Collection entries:
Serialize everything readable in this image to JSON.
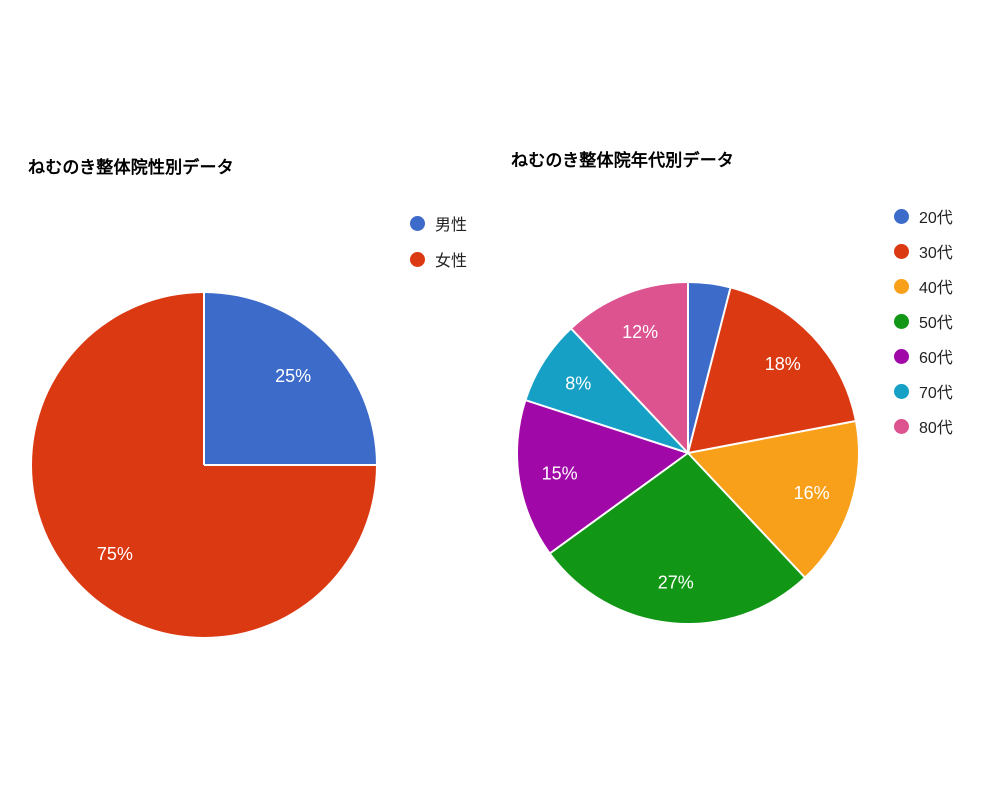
{
  "page": {
    "background": "#ffffff"
  },
  "chart_data": [
    {
      "type": "pie",
      "title": "ねむのき整体院性別データ",
      "categories": [
        "男性",
        "女性"
      ],
      "values": [
        25,
        75
      ],
      "value_unit": "percent",
      "slice_labels": [
        "25%",
        "75%"
      ],
      "colors": [
        "#3D6BCA",
        "#DB3912"
      ],
      "label_color": "#ffffff",
      "legend_position": "right",
      "start_angle_deg": 0,
      "direction": "clockwise"
    },
    {
      "type": "pie",
      "title": "ねむのき整体院年代別データ",
      "categories": [
        "20代",
        "30代",
        "40代",
        "50代",
        "60代",
        "70代",
        "80代"
      ],
      "values": [
        4,
        18,
        16,
        27,
        15,
        8,
        12
      ],
      "value_unit": "percent",
      "slice_labels": [
        "",
        "18%",
        "16%",
        "27%",
        "15%",
        "8%",
        "12%"
      ],
      "colors": [
        "#3D6BCA",
        "#DB3912",
        "#F9A01B",
        "#129615",
        "#A008A8",
        "#16A0C6",
        "#DC5390"
      ],
      "label_color": "#ffffff",
      "legend_position": "right",
      "start_angle_deg": 0,
      "direction": "clockwise"
    }
  ]
}
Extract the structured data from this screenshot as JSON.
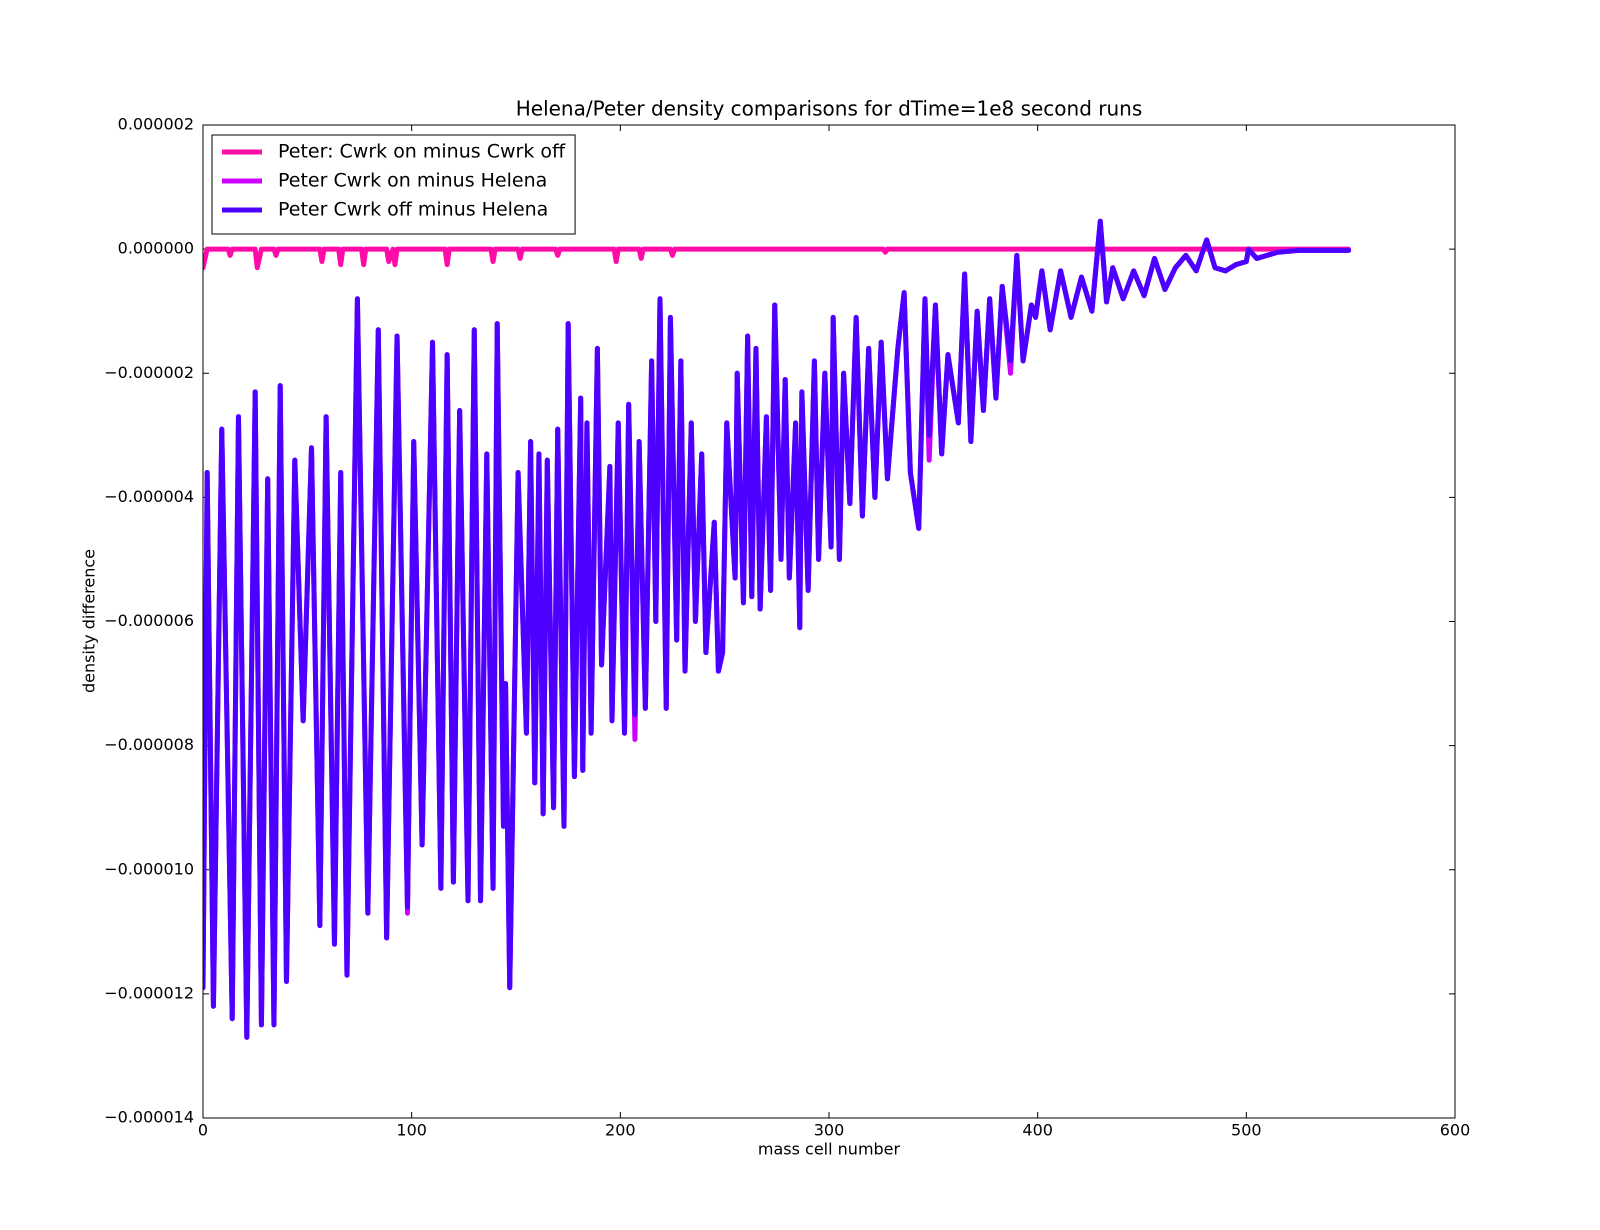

[Prompt]: Look through the entries above; copy each line where the string "title" appears.

[Exercise solution]:
      "title": "ねむのき整体院性別データ",
      "title": "ねむのき整体院年代別データ",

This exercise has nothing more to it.